**** RECORD LIST ****
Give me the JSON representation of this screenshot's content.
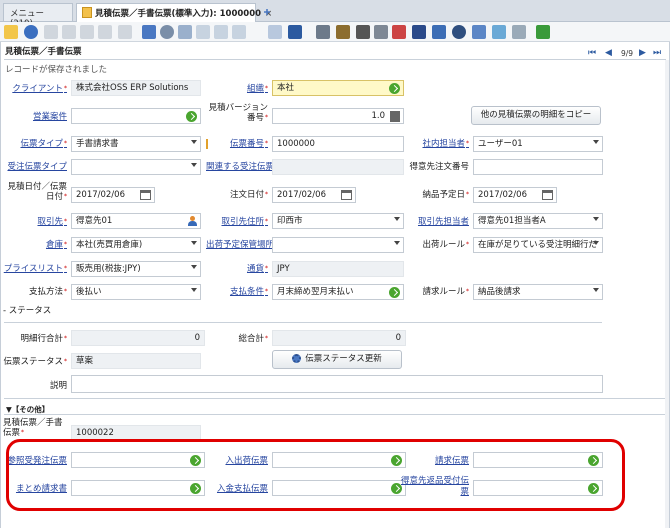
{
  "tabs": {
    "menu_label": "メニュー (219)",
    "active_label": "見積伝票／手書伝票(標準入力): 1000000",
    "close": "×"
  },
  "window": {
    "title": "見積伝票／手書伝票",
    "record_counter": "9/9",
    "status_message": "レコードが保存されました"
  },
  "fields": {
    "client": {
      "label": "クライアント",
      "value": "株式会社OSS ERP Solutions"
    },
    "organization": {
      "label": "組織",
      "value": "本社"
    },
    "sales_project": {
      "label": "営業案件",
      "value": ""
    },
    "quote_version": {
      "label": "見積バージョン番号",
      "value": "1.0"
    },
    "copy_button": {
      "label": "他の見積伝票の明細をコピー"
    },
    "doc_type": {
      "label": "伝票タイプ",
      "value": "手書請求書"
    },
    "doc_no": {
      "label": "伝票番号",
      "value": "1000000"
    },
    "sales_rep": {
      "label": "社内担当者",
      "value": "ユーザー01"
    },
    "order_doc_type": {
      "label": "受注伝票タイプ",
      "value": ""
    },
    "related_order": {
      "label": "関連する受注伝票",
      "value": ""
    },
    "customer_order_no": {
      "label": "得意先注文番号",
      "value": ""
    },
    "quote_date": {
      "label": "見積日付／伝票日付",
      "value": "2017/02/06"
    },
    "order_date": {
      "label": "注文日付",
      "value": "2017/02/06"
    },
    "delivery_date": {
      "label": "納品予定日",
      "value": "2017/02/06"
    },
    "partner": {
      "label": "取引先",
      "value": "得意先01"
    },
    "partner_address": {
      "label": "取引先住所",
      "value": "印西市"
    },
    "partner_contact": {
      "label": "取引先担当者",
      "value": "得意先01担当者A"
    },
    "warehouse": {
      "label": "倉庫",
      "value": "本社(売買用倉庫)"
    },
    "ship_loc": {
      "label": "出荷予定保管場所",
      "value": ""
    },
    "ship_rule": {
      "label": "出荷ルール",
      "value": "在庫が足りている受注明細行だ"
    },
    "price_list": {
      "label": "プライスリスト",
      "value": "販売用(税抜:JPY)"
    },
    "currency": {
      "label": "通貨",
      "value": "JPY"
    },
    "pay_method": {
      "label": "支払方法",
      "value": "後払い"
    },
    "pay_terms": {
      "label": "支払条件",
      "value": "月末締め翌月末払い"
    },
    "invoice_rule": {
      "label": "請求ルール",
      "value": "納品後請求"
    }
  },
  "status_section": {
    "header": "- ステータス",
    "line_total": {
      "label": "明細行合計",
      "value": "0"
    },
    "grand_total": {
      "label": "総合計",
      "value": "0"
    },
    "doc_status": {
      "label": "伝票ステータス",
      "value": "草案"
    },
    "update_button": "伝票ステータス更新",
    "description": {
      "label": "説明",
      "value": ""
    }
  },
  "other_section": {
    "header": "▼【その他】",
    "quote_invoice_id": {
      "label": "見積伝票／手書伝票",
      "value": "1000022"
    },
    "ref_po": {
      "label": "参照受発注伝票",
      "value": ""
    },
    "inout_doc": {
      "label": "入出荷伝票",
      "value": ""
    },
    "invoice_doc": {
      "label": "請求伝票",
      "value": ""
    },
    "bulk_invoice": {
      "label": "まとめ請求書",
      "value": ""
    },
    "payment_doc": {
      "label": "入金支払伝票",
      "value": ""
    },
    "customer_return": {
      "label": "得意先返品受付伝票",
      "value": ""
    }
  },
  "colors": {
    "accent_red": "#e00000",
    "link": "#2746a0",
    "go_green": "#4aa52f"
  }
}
****
**** RECORD LIST ****
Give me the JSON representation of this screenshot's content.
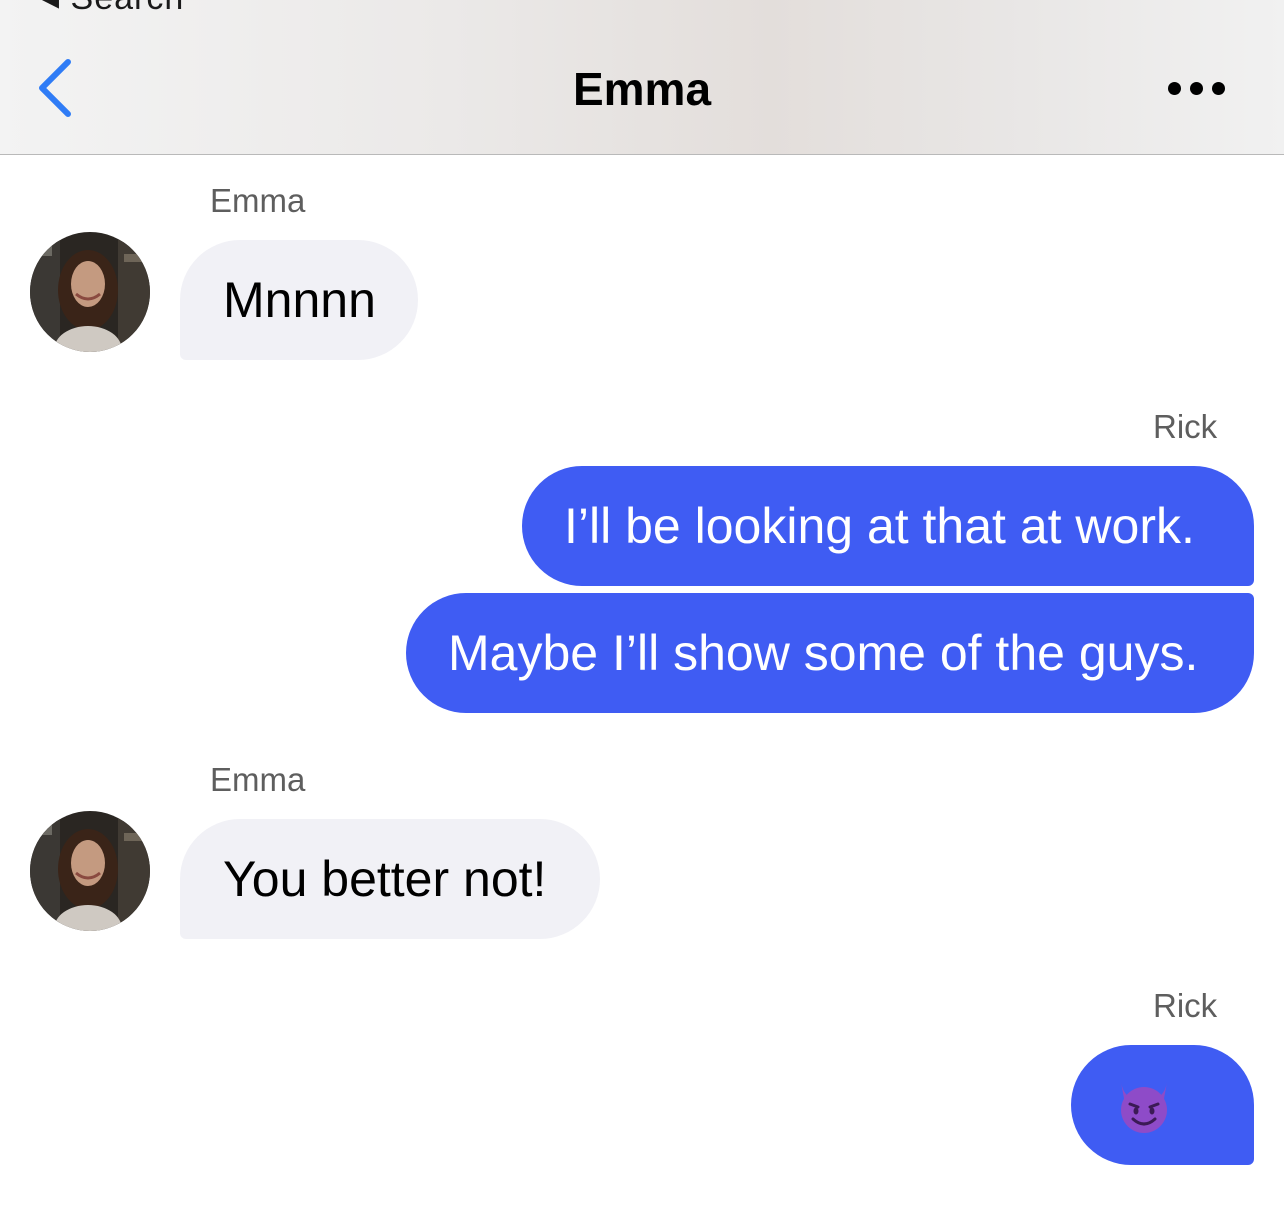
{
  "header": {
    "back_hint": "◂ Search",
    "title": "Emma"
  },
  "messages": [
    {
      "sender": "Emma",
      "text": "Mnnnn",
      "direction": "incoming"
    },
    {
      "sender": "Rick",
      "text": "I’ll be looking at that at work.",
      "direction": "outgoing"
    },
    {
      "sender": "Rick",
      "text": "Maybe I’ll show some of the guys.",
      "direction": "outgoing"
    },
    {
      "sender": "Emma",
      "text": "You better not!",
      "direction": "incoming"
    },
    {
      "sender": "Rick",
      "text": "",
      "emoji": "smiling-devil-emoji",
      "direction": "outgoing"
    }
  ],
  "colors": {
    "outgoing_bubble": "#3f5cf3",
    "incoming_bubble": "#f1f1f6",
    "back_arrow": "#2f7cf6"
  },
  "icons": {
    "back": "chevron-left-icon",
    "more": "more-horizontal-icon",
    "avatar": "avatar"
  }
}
****
• _PROMPT_
Copy whichever lines in the listing above contain the word "text".

• _FINISHED ANSWER_
      "text": "Mnnnn",
      "text": "I’ll be looking at that at work.",
      "text": "Maybe I’ll show some of the guys.",
      "text": "You better not!",
      "text": "",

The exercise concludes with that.